# Exercise brief
Word for word, restate every line of the listing that follows.

# Data
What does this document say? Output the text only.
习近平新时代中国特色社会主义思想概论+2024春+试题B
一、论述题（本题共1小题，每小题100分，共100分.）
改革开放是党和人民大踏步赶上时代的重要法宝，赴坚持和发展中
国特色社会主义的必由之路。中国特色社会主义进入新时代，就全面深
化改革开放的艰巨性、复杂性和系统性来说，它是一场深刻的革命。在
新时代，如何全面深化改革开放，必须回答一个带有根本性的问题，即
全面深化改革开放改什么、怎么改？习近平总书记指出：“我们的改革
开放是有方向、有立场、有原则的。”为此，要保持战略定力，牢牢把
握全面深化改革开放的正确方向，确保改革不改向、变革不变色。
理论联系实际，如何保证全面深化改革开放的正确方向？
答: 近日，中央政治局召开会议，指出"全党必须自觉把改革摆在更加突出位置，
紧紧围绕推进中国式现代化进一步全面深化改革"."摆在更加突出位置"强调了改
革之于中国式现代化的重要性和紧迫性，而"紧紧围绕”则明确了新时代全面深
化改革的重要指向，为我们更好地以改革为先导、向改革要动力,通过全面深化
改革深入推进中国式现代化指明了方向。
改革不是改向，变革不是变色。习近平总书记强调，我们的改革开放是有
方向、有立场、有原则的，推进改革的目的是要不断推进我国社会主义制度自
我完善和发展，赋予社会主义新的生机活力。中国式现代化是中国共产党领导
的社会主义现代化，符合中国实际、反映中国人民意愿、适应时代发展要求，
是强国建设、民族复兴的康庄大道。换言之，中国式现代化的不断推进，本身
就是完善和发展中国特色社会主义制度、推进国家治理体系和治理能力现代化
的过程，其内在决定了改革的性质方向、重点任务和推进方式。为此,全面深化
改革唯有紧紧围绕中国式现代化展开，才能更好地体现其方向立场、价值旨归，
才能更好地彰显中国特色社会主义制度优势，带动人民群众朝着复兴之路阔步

# Solution to this exercise
What does this document say? Output the text only.
习近平新时代中国特色社会主义思想概论+2024春+试题B
一、论述题（本题共1小题，每小题100分，共100分.）
改革开放是党和人民大踏步赶上时代的重要法宝，赴坚持和发展中
国特色社会主义的必由之路。中国特色社会主义进入新时代，就全面深
化改革开放的艰巨性、复杂性和系统性来说，它是一场深刻的革命。在
新时代，如何全面深化改革开放，必须回答一个带有根本性的问题，即
全面深化改革开放改什么、怎么改？习近平总书记指出：“我们的改革
开放是有方向、有立场、有原则的。”为此，要保持战略定力，牢牢把
握全面深化改革开放的正确方向，确保改革不改向、变革不变色。
理论联系实际，如何保证全面深化改革开放的正确方向？
答: 近日，中央政治局召开会议，指出"全党必须自觉把改革摆在更加突出位置，
紧紧围绕推进中国式现代化进一步全面深化改革"."摆在更加突出位置"强调了改
革之于中国式现代化的重要性和紧迫性，而"紧紧围绕”则明确了新时代全面深
化改革的重要指向，为我们更好地以改革为先导、向改革要动力,通过全面深化
改革深入推进中国式现代化指明了方向。
改革不是改向，变革不是变色。习近平总书记强调，我们的改革开放是有
方向、有立场、有原则的，推进改革的目的是要不断推进我国社会主义制度自
我完善和发展，赋予社会主义新的生机活力。中国式现代化是中国共产党领导
的社会主义现代化，符合中国实际、反映中国人民意愿、适应时代发展要求，
是强国建设、民族复兴的康庄大道。换言之，中国式现代化的不断推进，本身
就是完善和发展中国特色社会主义制度、推进国家治理体系和治理能力现代化
的过程，其内在决定了改革的性质方向、重点任务和推进方式。为此,全面深化
改革唯有紧紧围绕中国式现代化展开，才能更好地体现其方向立场、价值旨归，
才能更好地彰显中国特色社会主义制度优势，带动人民群众朝着复兴之路阔步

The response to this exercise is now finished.